[Records excerpted from a collection]
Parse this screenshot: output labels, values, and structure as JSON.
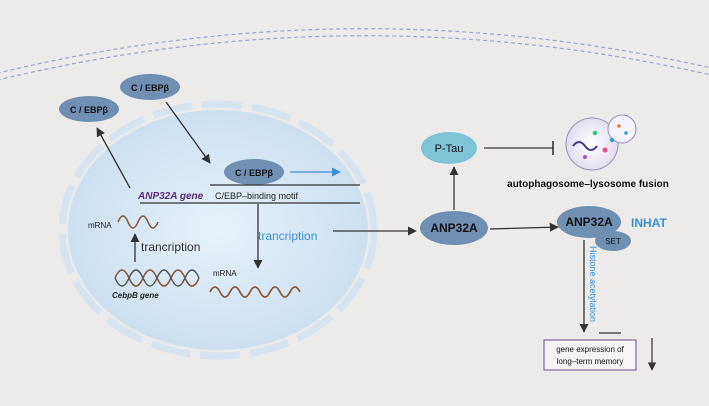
{
  "nucleus_labels": {
    "cebpb_outer_top": "C / EBPβ",
    "cebpb_outer_left": "C / EBPβ",
    "cebpb_inner": "C / EBPβ",
    "anp32a_gene": "ANP32A gene",
    "binding_motif": "C/EBP–binding motif",
    "mrna_left": "mRNA",
    "tranciption_left": "trancription",
    "cebpb_gene": "CebpB gene",
    "tranciption_mid": "trancription",
    "mrna_bottom": "mRNA"
  },
  "pathway_labels": {
    "anp32a_center": "ANP32A",
    "ptau": "P-Tau",
    "fusion": "autophagosome–lysosome fusion",
    "anp32a_right": "ANP32A",
    "inhat": "INHAT",
    "set": "SET",
    "histone": "Histone acetylation",
    "gene_expr_line1": "gene expression of",
    "gene_expr_line2": "long–term memory"
  },
  "colors": {
    "background": "#ecebea",
    "node_blue": "#6f8fb3",
    "ptau_teal": "#7fc3d6",
    "accent_blue": "#3a8fd6",
    "mrna_brown": "#8a5a3c",
    "gene_purple": "#5a2d7a",
    "box_purple": "#6a4a8c"
  }
}
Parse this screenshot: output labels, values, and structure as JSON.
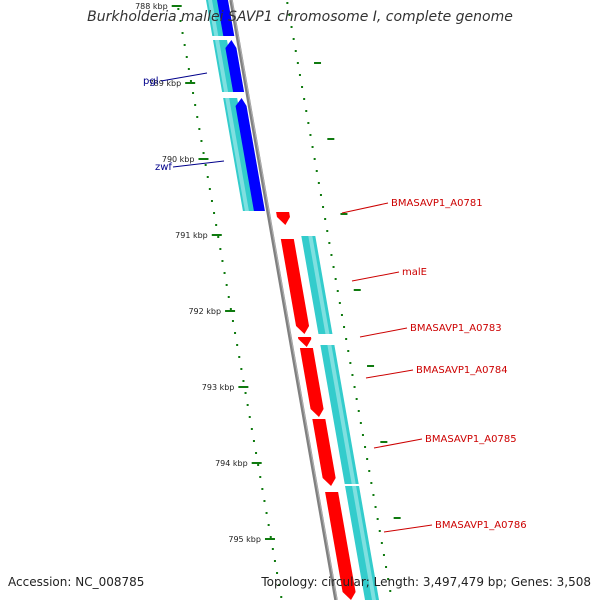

(Problem details): Output the data above without changes, apart from leaving out the pictures.

(Solution for this exercise):
Parse this screenshot: output labels, values, and structure as JSON.
{
  "nucleus_labels": {
    "cebpb_outer_top": "C / EBPβ",
    "cebpb_outer_left": "C / EBPβ",
    "cebpb_inner": "C / EBPβ",
    "anp32a_gene": "ANP32A gene",
    "binding_motif": "C/EBP–binding motif",
    "mrna_left": "mRNA",
    "tranciption_left": "trancription",
    "cebpb_gene": "CebpB gene",
    "tranciption_mid": "trancription",
    "mrna_bottom": "mRNA"
  },
  "pathway_labels": {
    "anp32a_center": "ANP32A",
    "ptau": "P-Tau",
    "fusion": "autophagosome–lysosome fusion",
    "anp32a_right": "ANP32A",
    "inhat": "INHAT",
    "set": "SET",
    "histone": "Histone acetylation",
    "gene_expr_line1": "gene expression of",
    "gene_expr_line2": "long–term memory"
  },
  "colors": {
    "background": "#ecebea",
    "node_blue": "#6f8fb3",
    "ptau_teal": "#7fc3d6",
    "accent_blue": "#3a8fd6",
    "mrna_brown": "#8a5a3c",
    "gene_purple": "#5a2d7a",
    "box_purple": "#6a4a8c"
  }
}
Parse this screenshot: output labels, values, and structure as JSON.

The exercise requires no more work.